■ **DIRECTIONS**:
Reproduce all records verbatim.

■ **RECORD EXCERPTS**:

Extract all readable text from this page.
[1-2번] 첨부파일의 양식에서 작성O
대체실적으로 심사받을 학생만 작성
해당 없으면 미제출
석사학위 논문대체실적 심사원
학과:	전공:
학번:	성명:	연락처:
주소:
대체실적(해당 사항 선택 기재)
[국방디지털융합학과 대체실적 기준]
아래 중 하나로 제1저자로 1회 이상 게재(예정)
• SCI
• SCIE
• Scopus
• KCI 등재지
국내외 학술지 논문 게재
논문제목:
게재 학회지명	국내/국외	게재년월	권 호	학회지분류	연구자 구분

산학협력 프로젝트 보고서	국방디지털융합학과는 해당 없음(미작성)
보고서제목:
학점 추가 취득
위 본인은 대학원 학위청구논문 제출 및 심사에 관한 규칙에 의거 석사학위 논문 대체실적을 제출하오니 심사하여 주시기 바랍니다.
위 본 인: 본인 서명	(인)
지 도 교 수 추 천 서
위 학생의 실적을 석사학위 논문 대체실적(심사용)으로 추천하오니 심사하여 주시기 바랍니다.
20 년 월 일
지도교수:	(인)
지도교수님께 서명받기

■ **RESPONSE TO THE EXERCISE**:
Extract all readable text from this page.
[1-2번] 첨부파일의 양식에서 작성O
대체실적으로 심사받을 학생만 작성
해당 없으면 미제출
석사학위 논문대체실적 심사원
학과:	전공:
학번:	성명:	연락처:
주소:
대체실적(해당 사항 선택 기재)
[국방디지털융합학과 대체실적 기준]
아래 중 하나로 제1저자로 1회 이상 게재(예정)
• SCI
• SCIE
• Scopus
• KCI 등재지
국내외 학술지 논문 게재
논문제목:
게재 학회지명	국내/국외	게재년월	권 호	학회지분류	연구자 구분

산학협력 프로젝트 보고서	국방디지털융합학과는 해당 없음(미작성)
보고서제목:
학점 추가 취득
위 본인은 대학원 학위청구논문 제출 및 심사에 관한 규칙에 의거 석사학위 논문 대체실적을 제출하오니 심사하여 주시기 바랍니다.
위 본 인: 본인 서명	(인)
지 도 교 수 추 천 서
위 학생의 실적을 석사학위 논문 대체실적(심사용)으로 추천하오니 심사하여 주시기 바랍니다.
20 년 월 일
지도교수:	(인)
지도교수님께 서명받기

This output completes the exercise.